◆ **WHAT IS ASKED**
(a) Reproduce everything in the ice cream blog post from "Since I started" down to "about how to do so.", word for word.
(b) According to the ice cream blog post, what kitchen tools does the shop have that the writer lacks?
(c) Extend the ice cream blog post past its last sentence.

◆ **TEXT BLOCK**
"""

Ice Cream Science 101: Part 1

Welcome to my first blog post about ice cream! In this post, I will discuss some scientific properties of ice cream, as well as the benefits of using an ice cream machine. You also may get the opportunity to hear some weird/awesome music that I enjoy 😉

Without further adieu…

Dude, why do you even care about making ice cream, just eat the stuff!?!?

Since I started scooping ice cream at a locally-owned, gourmet ice cream shop a few weeks ago, I’ve had a strong desire to attempt to make the stuff myself. When I first started work, the whole process of making ice cream seemed so mystical – everyone was always so amazed by the quality of the product that the shop produced, always wondering how ice cream could possibly be so good. A few weeks in, I began to think that maybe I can give this a try for myself. But the major caveat is that, being broke, I don’t have any of the major kitchen tools that the shop has, such as a stand mixer or an ice cream machine. However, I then remembered that people have been making ice cream by hand for many years, since long before the invention of the ice cream machine – so there must be plenty of information online about how to do so.

But before I get into that, let’s get into the nitty-gritty about how ice cream machines (and ice cream itself) works.

"""

◆ **DATA EXTRACT**
"""

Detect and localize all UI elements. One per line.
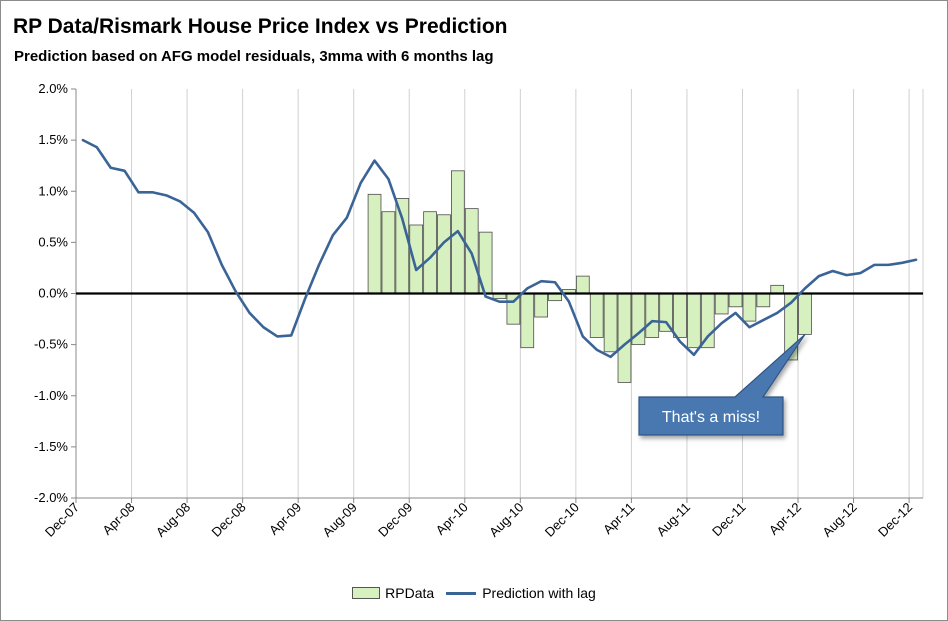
legend: RPData Prediction with lag — [1, 585, 947, 601]
bar-rpdata — [673, 293, 687, 338]
bar-rpdata — [756, 293, 771, 308]
bar-rpdata — [687, 293, 701, 349]
legend-swatch-rpdata — [352, 587, 381, 599]
x-tick-label: Aug-10 — [486, 500, 526, 540]
x-tick-label: Dec-08 — [208, 500, 248, 540]
x-tick-label: Aug-09 — [320, 500, 360, 540]
y-tick-label: -2.0% — [34, 490, 68, 505]
bar-rpdata — [645, 293, 660, 338]
bar-rpdata — [770, 284, 785, 294]
bar-rpdata — [589, 293, 604, 338]
bar-rpdata — [381, 211, 396, 294]
y-tick-label: 2.0% — [38, 81, 68, 96]
bar-rpdata — [603, 293, 618, 353]
x-tick-label: Aug-11 — [653, 500, 693, 540]
y-tick-label: -0.5% — [34, 337, 68, 352]
chart-title: RP Data/Rismark House Price Index vs Pre… — [13, 15, 508, 38]
x-tick-label: Aug-08 — [153, 500, 193, 540]
bar-rpdata — [659, 293, 673, 332]
x-tick-label: Apr-11 — [600, 500, 638, 538]
annotation-bubble — [638, 333, 806, 436]
bar-rpdata — [728, 293, 743, 308]
bar-rpdata — [409, 224, 424, 294]
y-tick-label: 1.5% — [38, 132, 68, 147]
x-tick-label: Dec-10 — [542, 500, 582, 540]
y-tick-label: 0.5% — [38, 234, 68, 249]
bar-rpdata — [464, 208, 479, 294]
bar-rpdata — [367, 193, 382, 294]
y-tick-label: 0.0% — [38, 286, 68, 301]
x-tick-label: Apr-09 — [266, 500, 304, 538]
y-tick-label: -1.0% — [34, 388, 68, 403]
annotation-text: That's a miss! — [662, 409, 760, 426]
bar-rpdata — [742, 293, 757, 322]
bar-rpdata — [700, 293, 715, 349]
x-tick-label: Dec-07 — [42, 500, 82, 540]
legend-label-prediction: Prediction with lag — [482, 585, 596, 601]
series-line-prediction — [81, 138, 918, 359]
x-tick-label: Apr-12 — [766, 500, 804, 538]
x-tick-label: Apr-10 — [433, 500, 471, 538]
legend-label-rpdata: RPData — [385, 585, 435, 601]
bar-rpdata — [714, 293, 729, 315]
legend-item-prediction: Prediction with lag — [446, 585, 596, 601]
y-tick-label: -1.5% — [34, 439, 68, 454]
legend-swatch-prediction — [446, 591, 477, 595]
bar-rpdata — [617, 293, 632, 383]
bar-rpdata — [395, 198, 410, 294]
bar-rpdata — [575, 275, 590, 294]
bar-rpdata — [534, 293, 548, 318]
legend-item-rpdata: RPData — [352, 585, 434, 601]
annotation-callout — [638, 333, 806, 436]
chart-subtitle: Prediction based on AFG model residuals,… — [14, 48, 494, 65]
y-tick-label: 1.0% — [38, 183, 68, 198]
x-tick-label: Dec-12 — [875, 500, 915, 540]
bar-rpdata — [437, 214, 451, 294]
x-tick-label: Aug-12 — [819, 500, 859, 540]
x-tick-label: Dec-11 — [709, 500, 749, 540]
bar-rpdata — [520, 293, 535, 349]
x-tick-label: Apr-08 — [99, 500, 137, 538]
x-tick-label: Dec-09 — [375, 500, 415, 540]
bar-rpdata — [798, 293, 812, 335]
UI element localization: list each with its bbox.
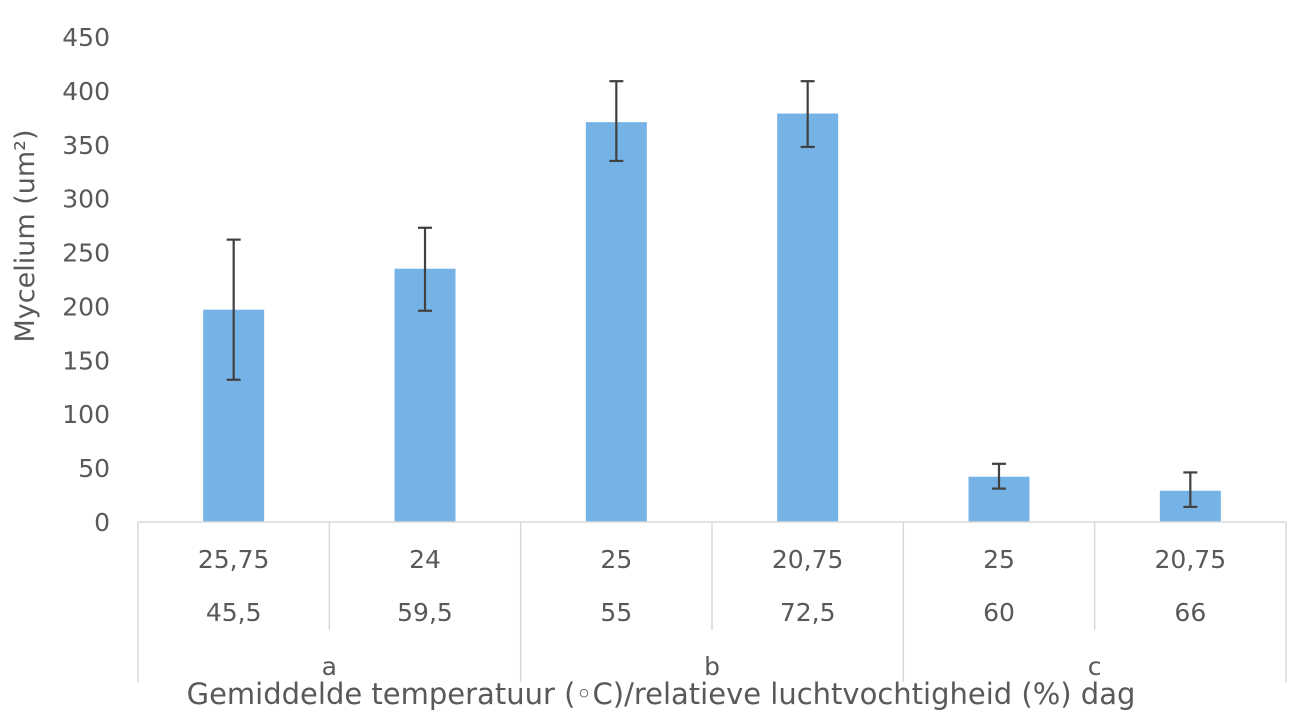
error-bar xyxy=(800,80,815,149)
bar xyxy=(585,122,647,523)
error-bar xyxy=(418,226,432,312)
x-tick-label-humidity: 66 xyxy=(1174,598,1206,627)
x-group-label: c xyxy=(1088,652,1102,681)
x-tick-label-humidity: 60 xyxy=(983,598,1015,627)
x-tick-label-humidity: 55 xyxy=(600,598,632,627)
x-tick-label-temperature: 25 xyxy=(983,545,1015,574)
y-tick-label: 100 xyxy=(62,400,110,429)
error-bar xyxy=(609,80,624,163)
x-tick-label-humidity: 72,5 xyxy=(780,598,836,627)
x-axis-title: Gemiddelde temperatuur (◦C)/relatieve lu… xyxy=(187,677,1136,711)
y-tick-label: 200 xyxy=(62,292,110,321)
x-tick-label-temperature: 24 xyxy=(409,545,441,574)
y-axis-ticks: 0 50 100 150 200 250 300 350 400 450 xyxy=(62,23,110,537)
y-axis-title: Mycelium (um²) xyxy=(10,129,41,342)
x-group-label: a xyxy=(322,652,337,681)
error-bar xyxy=(1183,471,1198,509)
x-tick-label-humidity: 59,5 xyxy=(397,598,453,627)
y-tick-label: 400 xyxy=(62,77,110,106)
y-tick-label: 450 xyxy=(62,23,110,52)
x-tick-label-temperature: 20,75 xyxy=(772,545,844,574)
y-tick-label: 0 xyxy=(94,508,110,537)
y-tick-label: 300 xyxy=(62,185,110,214)
bars xyxy=(203,113,1221,523)
bar xyxy=(777,113,839,523)
error-bar xyxy=(226,238,241,381)
x-tick-label-temperature: 20,75 xyxy=(1155,545,1227,574)
y-tick-label: 350 xyxy=(62,131,110,160)
error-bar xyxy=(992,462,1006,490)
y-tick-label: 50 xyxy=(78,454,110,483)
y-tick-label: 150 xyxy=(62,346,110,375)
x-axis: 25,75 45,5 24 59,5 25 55 20,75 72,5 25 60 20,75 66 a… xyxy=(137,521,1287,682)
x-group-label: b xyxy=(704,652,720,681)
x-tick-label-humidity: 45,5 xyxy=(206,598,262,627)
x-tick-label-temperature: 25,75 xyxy=(198,545,270,574)
y-tick-label: 250 xyxy=(62,239,110,268)
error-bars xyxy=(226,80,1198,509)
x-tick-label-temperature: 25 xyxy=(600,545,632,574)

"""

◆ **OUTPUTS**
(a)
Since I started scooping ice cream at a locally-owned, gourmet ice cream shop a few weeks ago, I’ve had a strong desire to attempt to make the stuff myself. When I first started work, the whole process of making ice cream seemed so mystical – everyone was always so amazed by the quality of the product that the shop produced, always wondering how ice cream could possibly be so good. A few weeks in, I began to think that maybe I can give this a try for myself. But the major caveat is that, being broke, I don’t have any of the major kitchen tools that the shop has, such as a stand mixer or an ice cream machine. However, I then remembered that people have been making ice cream by hand for many years, since long before the invention of the ice cream machine – so there must be plenty of information online about how to do so.

(b) A stand mixer and an ice cream machine.

(c)
How do ice cream machines work, and why do we use them?

In general, we use machines in order to conveniently automate tasks that are otherwise repetitive and time-consuming. Additionally, machines can have the ability to reproduce actions with a consistent level of precision and efficiency that is simply super-human. We humans are not robots, despite what Kraftwerk might have said in their song, “The Robots”:

Man, I probably just lost at least 10% of you guys with that weird (but still awesome) video…

Anyways, when it comes to ice cream production, ice cream machines live up to both of these points. But what are these machines actually doing that us mere humans would otherwise struggle to do?

To answer these questions, we need to dig just a little bit into the science of ice cream!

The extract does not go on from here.